Excerpts from a figure dataset:
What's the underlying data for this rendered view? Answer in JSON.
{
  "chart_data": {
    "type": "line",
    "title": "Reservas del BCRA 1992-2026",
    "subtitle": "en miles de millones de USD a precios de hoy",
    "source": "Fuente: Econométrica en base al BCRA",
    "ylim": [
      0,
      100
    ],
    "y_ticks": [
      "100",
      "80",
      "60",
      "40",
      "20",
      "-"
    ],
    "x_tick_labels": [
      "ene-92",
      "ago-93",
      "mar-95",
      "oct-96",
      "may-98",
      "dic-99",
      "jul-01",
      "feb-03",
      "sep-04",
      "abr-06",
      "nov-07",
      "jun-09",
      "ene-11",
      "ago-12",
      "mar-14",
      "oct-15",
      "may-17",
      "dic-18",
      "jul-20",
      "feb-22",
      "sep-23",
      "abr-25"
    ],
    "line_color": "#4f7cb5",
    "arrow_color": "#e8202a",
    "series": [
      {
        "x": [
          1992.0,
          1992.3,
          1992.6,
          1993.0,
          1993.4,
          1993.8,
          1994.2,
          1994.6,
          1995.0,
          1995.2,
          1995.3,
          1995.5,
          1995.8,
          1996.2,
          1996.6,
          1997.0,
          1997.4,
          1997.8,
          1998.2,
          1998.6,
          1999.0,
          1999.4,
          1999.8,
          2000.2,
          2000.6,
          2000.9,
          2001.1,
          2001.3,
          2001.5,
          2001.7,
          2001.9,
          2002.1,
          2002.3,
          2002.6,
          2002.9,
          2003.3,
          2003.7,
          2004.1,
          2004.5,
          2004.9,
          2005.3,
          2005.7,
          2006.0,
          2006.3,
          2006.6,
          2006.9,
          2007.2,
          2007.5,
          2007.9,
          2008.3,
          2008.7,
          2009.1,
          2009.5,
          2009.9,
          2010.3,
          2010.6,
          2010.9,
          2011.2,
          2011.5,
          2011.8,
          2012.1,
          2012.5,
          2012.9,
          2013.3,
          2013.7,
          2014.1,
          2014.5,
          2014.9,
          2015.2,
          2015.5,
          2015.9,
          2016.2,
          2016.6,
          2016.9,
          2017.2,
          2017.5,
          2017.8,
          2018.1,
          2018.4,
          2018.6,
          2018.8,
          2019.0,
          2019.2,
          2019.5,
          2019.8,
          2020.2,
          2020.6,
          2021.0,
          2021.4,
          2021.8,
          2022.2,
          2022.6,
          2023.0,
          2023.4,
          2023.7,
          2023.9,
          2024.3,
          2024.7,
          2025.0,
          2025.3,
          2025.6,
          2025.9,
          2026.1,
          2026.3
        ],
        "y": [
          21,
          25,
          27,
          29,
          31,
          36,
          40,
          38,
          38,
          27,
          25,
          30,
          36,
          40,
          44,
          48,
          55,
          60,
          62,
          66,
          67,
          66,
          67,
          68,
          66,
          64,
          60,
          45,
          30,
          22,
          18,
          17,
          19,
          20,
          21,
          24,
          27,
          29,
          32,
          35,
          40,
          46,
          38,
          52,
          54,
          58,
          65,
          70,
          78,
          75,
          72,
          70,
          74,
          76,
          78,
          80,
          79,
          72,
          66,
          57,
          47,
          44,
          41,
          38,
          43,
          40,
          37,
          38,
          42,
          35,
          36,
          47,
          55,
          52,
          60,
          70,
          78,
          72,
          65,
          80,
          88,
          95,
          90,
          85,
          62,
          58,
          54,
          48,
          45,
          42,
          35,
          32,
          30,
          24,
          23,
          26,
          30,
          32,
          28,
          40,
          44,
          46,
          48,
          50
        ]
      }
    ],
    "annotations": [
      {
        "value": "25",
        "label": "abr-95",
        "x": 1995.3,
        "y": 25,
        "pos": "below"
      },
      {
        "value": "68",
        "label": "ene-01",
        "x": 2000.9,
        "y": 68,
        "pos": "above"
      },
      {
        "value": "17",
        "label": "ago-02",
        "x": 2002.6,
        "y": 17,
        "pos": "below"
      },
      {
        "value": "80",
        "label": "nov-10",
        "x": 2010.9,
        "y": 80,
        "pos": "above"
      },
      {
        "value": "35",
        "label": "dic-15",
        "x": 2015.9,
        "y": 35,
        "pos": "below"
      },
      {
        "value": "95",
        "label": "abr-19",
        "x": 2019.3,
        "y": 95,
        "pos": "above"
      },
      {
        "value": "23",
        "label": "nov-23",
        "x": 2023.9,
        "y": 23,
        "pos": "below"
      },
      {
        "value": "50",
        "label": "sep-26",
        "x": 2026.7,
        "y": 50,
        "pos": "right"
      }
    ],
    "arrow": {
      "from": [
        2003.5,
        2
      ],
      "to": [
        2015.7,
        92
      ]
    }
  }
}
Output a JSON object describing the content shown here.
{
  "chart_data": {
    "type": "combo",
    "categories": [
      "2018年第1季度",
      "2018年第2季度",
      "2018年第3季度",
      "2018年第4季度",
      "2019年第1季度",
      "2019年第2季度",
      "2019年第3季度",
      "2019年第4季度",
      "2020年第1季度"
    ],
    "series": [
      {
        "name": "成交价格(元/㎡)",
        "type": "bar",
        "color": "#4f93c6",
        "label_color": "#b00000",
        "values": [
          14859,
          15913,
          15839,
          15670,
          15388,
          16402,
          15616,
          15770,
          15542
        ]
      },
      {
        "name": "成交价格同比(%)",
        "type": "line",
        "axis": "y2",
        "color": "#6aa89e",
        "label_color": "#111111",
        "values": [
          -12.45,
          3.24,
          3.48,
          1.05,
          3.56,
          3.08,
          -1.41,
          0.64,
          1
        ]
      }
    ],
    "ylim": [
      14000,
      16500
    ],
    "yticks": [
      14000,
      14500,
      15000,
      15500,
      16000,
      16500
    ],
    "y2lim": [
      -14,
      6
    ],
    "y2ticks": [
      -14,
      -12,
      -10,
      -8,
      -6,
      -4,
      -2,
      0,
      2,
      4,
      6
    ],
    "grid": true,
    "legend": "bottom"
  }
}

» To be done
Copy down the material exactly as written.

» Problem solution
What's the underlying data for this rendered view? Answer in JSON.
{
  "chart_data": {
    "type": "line",
    "title": "Reservas del BCRA 1992-2026",
    "subtitle": "en miles de millones de USD a precios de hoy",
    "source": "Fuente: Econométrica en base al BCRA",
    "ylim": [
      0,
      100
    ],
    "y_ticks": [
      "100",
      "80",
      "60",
      "40",
      "20",
      "-"
    ],
    "x_tick_labels": [
      "ene-92",
      "ago-93",
      "mar-95",
      "oct-96",
      "may-98",
      "dic-99",
      "jul-01",
      "feb-03",
      "sep-04",
      "abr-06",
      "nov-07",
      "jun-09",
      "ene-11",
      "ago-12",
      "mar-14",
      "oct-15",
      "may-17",
      "dic-18",
      "jul-20",
      "feb-22",
      "sep-23",
      "abr-25"
    ],
    "line_color": "#4f7cb5",
    "arrow_color": "#e8202a",
    "series": [
      {
        "x": [
          1992.0,
          1992.3,
          1992.6,
          1993.0,
          1993.4,
          1993.8,
          1994.2,
          1994.6,
          1995.0,
          1995.2,
          1995.3,
          1995.5,
          1995.8,
          1996.2,
          1996.6,
          1997.0,
          1997.4,
          1997.8,
          1998.2,
          1998.6,
          1999.0,
          1999.4,
          1999.8,
          2000.2,
          2000.6,
          2000.9,
          2001.1,
          2001.3,
          2001.5,
          2001.7,
          2001.9,
          2002.1,
          2002.3,
          2002.6,
          2002.9,
          2003.3,
          2003.7,
          2004.1,
          2004.5,
          2004.9,
          2005.3,
          2005.7,
          2006.0,
          2006.3,
          2006.6,
          2006.9,
          2007.2,
          2007.5,
          2007.9,
          2008.3,
          2008.7,
          2009.1,
          2009.5,
          2009.9,
          2010.3,
          2010.6,
          2010.9,
          2011.2,
          2011.5,
          2011.8,
          2012.1,
          2012.5,
          2012.9,
          2013.3,
          2013.7,
          2014.1,
          2014.5,
          2014.9,
          2015.2,
          2015.5,
          2015.9,
          2016.2,
          2016.6,
          2016.9,
          2017.2,
          2017.5,
          2017.8,
          2018.1,
          2018.4,
          2018.6,
          2018.8,
          2019.0,
          2019.2,
          2019.5,
          2019.8,
          2020.2,
          2020.6,
          2021.0,
          2021.4,
          2021.8,
          2022.2,
          2022.6,
          2023.0,
          2023.4,
          2023.7,
          2023.9,
          2024.3,
          2024.7,
          2025.0,
          2025.3,
          2025.6,
          2025.9,
          2026.1,
          2026.3
        ],
        "y": [
          21,
          25,
          27,
          29,
          31,
          36,
          40,
          38,
          38,
          27,
          25,
          30,
          36,
          40,
          44,
          48,
          55,
          60,
          62,
          66,
          67,
          66,
          67,
          68,
          66,
          64,
          60,
          45,
          30,
          22,
          18,
          17,
          19,
          20,
          21,
          24,
          27,
          29,
          32,
          35,
          40,
          46,
          38,
          52,
          54,
          58,
          65,
          70,
          78,
          75,
          72,
          70,
          74,
          76,
          78,
          80,
          79,
          72,
          66,
          57,
          47,
          44,
          41,
          38,
          43,
          40,
          37,
          38,
          42,
          35,
          36,
          47,
          55,
          52,
          60,
          70,
          78,
          72,
          65,
          80,
          88,
          95,
          90,
          85,
          62,
          58,
          54,
          48,
          45,
          42,
          35,
          32,
          30,
          24,
          23,
          26,
          30,
          32,
          28,
          40,
          44,
          46,
          48,
          50
        ]
      }
    ],
    "annotations": [
      {
        "value": "25",
        "label": "abr-95",
        "x": 1995.3,
        "y": 25,
        "pos": "below"
      },
      {
        "value": "68",
        "label": "ene-01",
        "x": 2000.9,
        "y": 68,
        "pos": "above"
      },
      {
        "value": "17",
        "label": "ago-02",
        "x": 2002.6,
        "y": 17,
        "pos": "below"
      },
      {
        "value": "80",
        "label": "nov-10",
        "x": 2010.9,
        "y": 80,
        "pos": "above"
      },
      {
        "value": "35",
        "label": "dic-15",
        "x": 2015.9,
        "y": 35,
        "pos": "below"
      },
      {
        "value": "95",
        "label": "abr-19",
        "x": 2019.3,
        "y": 95,
        "pos": "above"
      },
      {
        "value": "23",
        "label": "nov-23",
        "x": 2023.9,
        "y": 23,
        "pos": "below"
      },
      {
        "value": "50",
        "label": "sep-26",
        "x": 2026.7,
        "y": 50,
        "pos": "right"
      }
    ],
    "arrow": {
      "from": [
        2003.5,
        2
      ],
      "to": [
        2015.7,
        92
      ]
    }
  }
}
Output a JSON object describing the content shown here.
{
  "chart_data": {
    "type": "combo",
    "categories": [
      "2018年第1季度",
      "2018年第2季度",
      "2018年第3季度",
      "2018年第4季度",
      "2019年第1季度",
      "2019年第2季度",
      "2019年第3季度",
      "2019年第4季度",
      "2020年第1季度"
    ],
    "series": [
      {
        "name": "成交价格(元/㎡)",
        "type": "bar",
        "color": "#4f93c6",
        "label_color": "#b00000",
        "values": [
          14859,
          15913,
          15839,
          15670,
          15388,
          16402,
          15616,
          15770,
          15542
        ]
      },
      {
        "name": "成交价格同比(%)",
        "type": "line",
        "axis": "y2",
        "color": "#6aa89e",
        "label_color": "#111111",
        "values": [
          -12.45,
          3.24,
          3.48,
          1.05,
          3.56,
          3.08,
          -1.41,
          0.64,
          1
        ]
      }
    ],
    "ylim": [
      14000,
      16500
    ],
    "yticks": [
      14000,
      14500,
      15000,
      15500,
      16000,
      16500
    ],
    "y2lim": [
      -14,
      6
    ],
    "y2ticks": [
      -14,
      -12,
      -10,
      -8,
      -6,
      -4,
      -2,
      0,
      2,
      4,
      6
    ],
    "grid": true,
    "legend": "bottom"
  }
}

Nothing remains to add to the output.